Part of a data file
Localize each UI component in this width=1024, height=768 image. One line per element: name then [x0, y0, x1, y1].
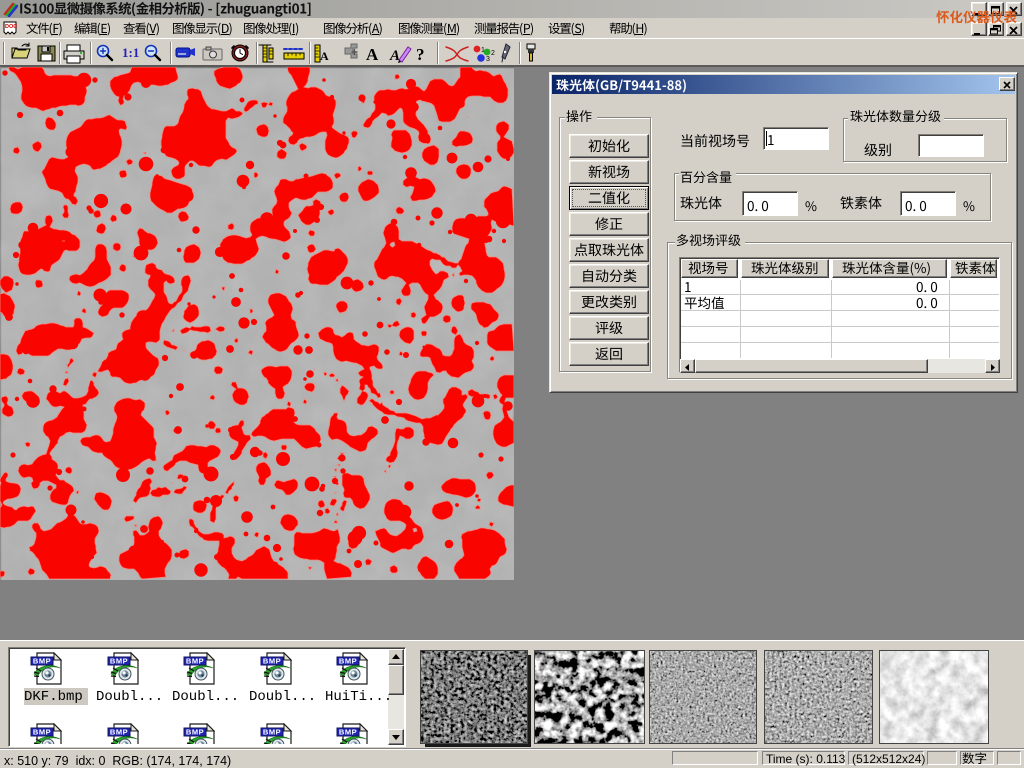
svg-text:BMP: BMP	[339, 657, 357, 666]
svg-text:A: A	[320, 49, 329, 63]
svg-text:A: A	[389, 48, 400, 64]
svg-text:?: ?	[416, 45, 425, 64]
svg-text:BMP: BMP	[339, 728, 357, 737]
svg-text:BMP: BMP	[33, 728, 51, 737]
svg-text:BMP: BMP	[110, 657, 128, 666]
svg-text:3: 3	[486, 56, 490, 63]
svg-text:BMP: BMP	[186, 728, 204, 737]
svg-text:BMP: BMP	[33, 657, 51, 666]
svg-text:BMP: BMP	[263, 728, 281, 737]
svg-text:BMP: BMP	[110, 728, 128, 737]
svg-text:2: 2	[491, 50, 495, 57]
svg-text:BMP: BMP	[186, 657, 204, 666]
svg-text:A: A	[366, 45, 379, 64]
svg-text:1:1: 1:1	[122, 45, 139, 60]
svg-text:DOC: DOC	[5, 24, 17, 30]
svg-text:BMP: BMP	[263, 657, 281, 666]
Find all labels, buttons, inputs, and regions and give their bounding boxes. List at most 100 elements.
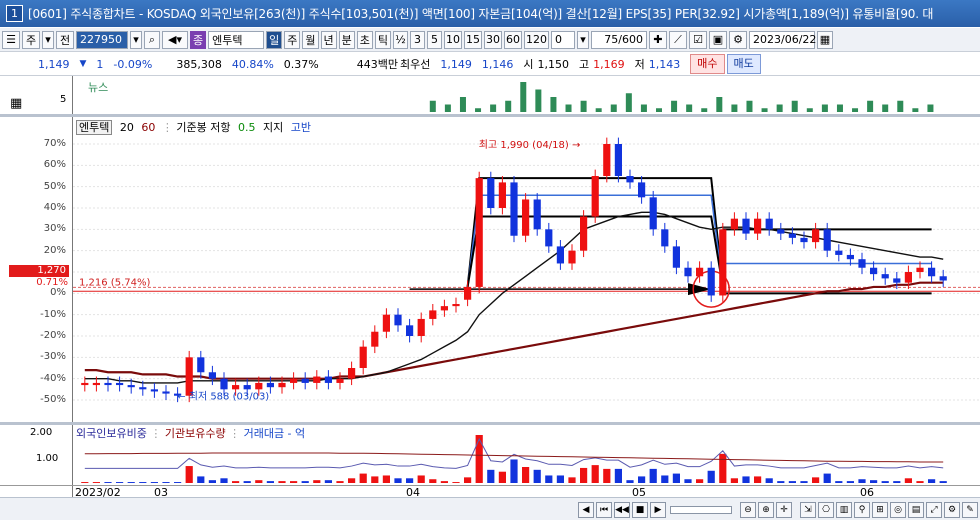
chart-toolbar: ☰ 주 ▾ 전 227950 ▾ ⌕ ◀▾ 종 엔투텍 일 주 월 년 분 초 … <box>0 28 980 52</box>
sub-indicator-chart[interactable] <box>73 425 980 485</box>
candle-body <box>591 176 599 217</box>
news-bar <box>505 100 512 112</box>
candle-body <box>533 199 541 230</box>
grid-icon[interactable]: ▦ <box>10 96 22 111</box>
scroll-left-icon[interactable]: ◀ <box>578 502 594 518</box>
tool-e-icon[interactable]: ⊞ <box>872 502 888 518</box>
range-button[interactable]: 전 <box>56 30 74 49</box>
amount-bar <box>626 480 634 483</box>
interval-15[interactable]: 15 <box>464 30 482 49</box>
view-count-input[interactable]: 75/600 <box>591 30 647 49</box>
tool-g-icon[interactable]: ▤ <box>908 502 924 518</box>
stock-type-select[interactable]: 주 <box>22 30 40 49</box>
amount-bar <box>475 435 483 483</box>
menu-list-icon[interactable]: ☰ <box>2 30 20 49</box>
news-bar <box>671 100 678 112</box>
dropdown-arrow-icon[interactable]: ▾ <box>42 30 54 49</box>
sell-button[interactable]: 매도 <box>726 54 761 74</box>
period-week[interactable]: 주 <box>284 30 301 49</box>
amount-bar <box>417 475 425 483</box>
volume: 385,308 <box>176 57 222 71</box>
date-input[interactable]: 2023/06/22 <box>749 30 816 49</box>
candle-body <box>127 385 135 388</box>
interval-10[interactable]: 10 <box>444 30 462 49</box>
interval-30[interactable]: 30 <box>484 30 502 49</box>
period-day[interactable]: 일 <box>266 30 283 49</box>
stop-icon[interactable]: ■ <box>632 502 648 518</box>
tool-c-icon[interactable]: ▥ <box>836 502 852 518</box>
prev-page-icon[interactable]: ◀◀ <box>614 502 630 518</box>
tool-b-icon[interactable]: ⎔ <box>818 502 834 518</box>
candle-body <box>742 218 750 234</box>
period-second[interactable]: 초 <box>356 30 373 49</box>
amount-bar <box>336 481 344 483</box>
half-button[interactable]: ½ <box>393 30 408 49</box>
check-icon[interactable]: ☑ <box>689 30 707 49</box>
calendar-icon[interactable]: ▦ <box>817 30 833 49</box>
main-chart-panel: 70%60%50%40%30%20%10%0%-10%-20%-30%-40%-… <box>0 117 980 422</box>
amount-bar <box>498 471 506 483</box>
amount-bar <box>556 475 564 483</box>
news-bar <box>490 104 497 112</box>
candle-body <box>371 331 379 347</box>
zoom-out-icon[interactable]: ⊖ <box>740 502 756 518</box>
news-bar <box>475 108 482 112</box>
candle-body <box>684 267 692 277</box>
amount-bar <box>638 476 646 483</box>
count-spinner-icon[interactable]: ▾ <box>577 30 589 49</box>
interval-3[interactable]: 3 <box>410 30 425 49</box>
period-year[interactable]: 년 <box>320 30 337 49</box>
title-bar: 1 [0601] 주식종합차트 - KOSDAQ 외국인보유[263(천)] 주… <box>0 0 980 27</box>
interval-60[interactable]: 60 <box>504 30 522 49</box>
tool-f-icon[interactable]: ◎ <box>890 502 906 518</box>
amount-bar <box>580 467 588 483</box>
speaker-icon[interactable]: ◀▾ <box>162 30 188 49</box>
first-page-icon[interactable]: ⏮ <box>596 502 612 518</box>
gear-icon[interactable]: ⚙ <box>729 30 747 49</box>
open-price: 1,150 <box>537 57 570 71</box>
candle-body <box>614 144 622 176</box>
amount-bar <box>127 482 135 483</box>
interval-5[interactable]: 5 <box>427 30 442 49</box>
high-price: 1,169 <box>593 57 625 71</box>
buy-button[interactable]: 매수 <box>690 54 725 74</box>
stock-code-input[interactable]: 227950 <box>76 30 128 49</box>
candle-body <box>893 278 901 283</box>
tool-i-icon[interactable]: ⚙ <box>944 502 960 518</box>
amount-bar <box>313 480 321 483</box>
open-label: 시 <box>523 58 534 71</box>
amount-bar <box>406 478 414 483</box>
code-dropdown-icon[interactable]: ▾ <box>130 30 142 49</box>
amount-bar <box>232 481 240 483</box>
candlestick-chart[interactable]: 1,216 (5.74%) 최고 1,990 (04/18) → ← 최저 588 … <box>73 117 980 422</box>
candle-body <box>197 357 205 373</box>
next-page-icon[interactable]: ▶ <box>650 502 666 518</box>
period-tick[interactable]: 틱 <box>374 30 391 49</box>
count-input[interactable]: 0 <box>551 30 575 49</box>
candle-body <box>417 318 425 336</box>
tool-d-icon[interactable]: ⚲ <box>854 502 870 518</box>
amount-bar <box>208 480 216 483</box>
save-icon[interactable]: ▣ <box>709 30 727 49</box>
interval-120[interactable]: 120 <box>524 30 549 49</box>
period-minute[interactable]: 분 <box>338 30 355 49</box>
zoom-in-icon[interactable]: ⊕ <box>758 502 774 518</box>
period-month[interactable]: 월 <box>302 30 319 49</box>
tool-j-icon[interactable]: ✎ <box>962 502 978 518</box>
crosshair-toggle-icon[interactable]: ✛ <box>776 502 792 518</box>
tool-a-icon[interactable]: ⇲ <box>800 502 816 518</box>
candle-body <box>510 182 518 236</box>
search-icon[interactable]: ⌕ <box>144 30 160 49</box>
candle-body <box>324 376 332 383</box>
quote-bar: 1,149 ▼ 1 -0.09% 385,308 40.84% 0.37% 44… <box>0 53 980 76</box>
window-title: [0601] 주식종합차트 - KOSDAQ 외국인보유[263(천)] 주식수… <box>28 7 934 21</box>
draw-tool-icon[interactable]: ⟋ <box>669 30 687 49</box>
amount-bar <box>359 473 367 483</box>
amount-bar <box>684 479 692 483</box>
chart-scrollbar[interactable] <box>670 506 732 514</box>
crosshair-icon[interactable]: ✚ <box>649 30 667 49</box>
amount-bar <box>870 480 878 483</box>
reference-line-label: 1,216 (5.74%) <box>79 277 150 288</box>
amount-bar <box>545 475 553 483</box>
tool-h-icon[interactable]: ⤢ <box>926 502 942 518</box>
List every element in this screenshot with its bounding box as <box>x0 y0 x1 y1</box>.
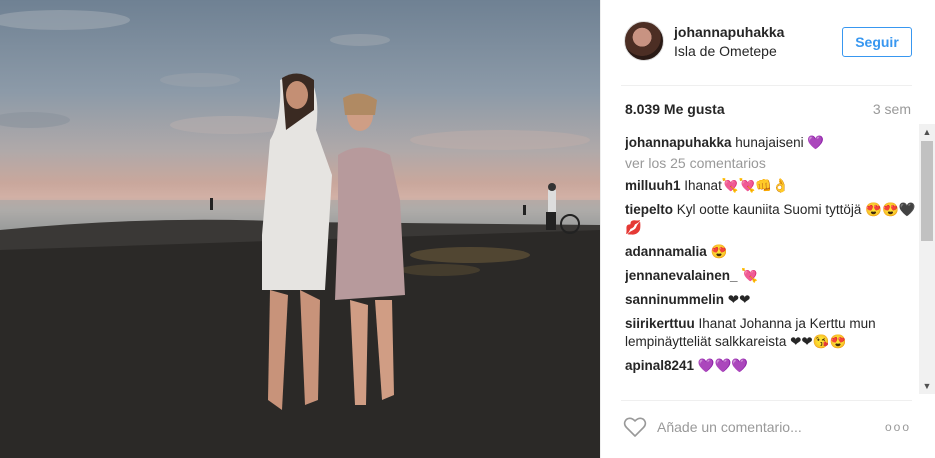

→ **Goal**
Please select every line in the records above that contains the string "crosshair", and copy each of those lines in full. Case counts.

→ **Solution to this problem**
crosshair-toggle-icon[interactable]: ✛ <box>776 502 792 518</box>
crosshair-icon[interactable]: ✚ <box>649 30 667 49</box>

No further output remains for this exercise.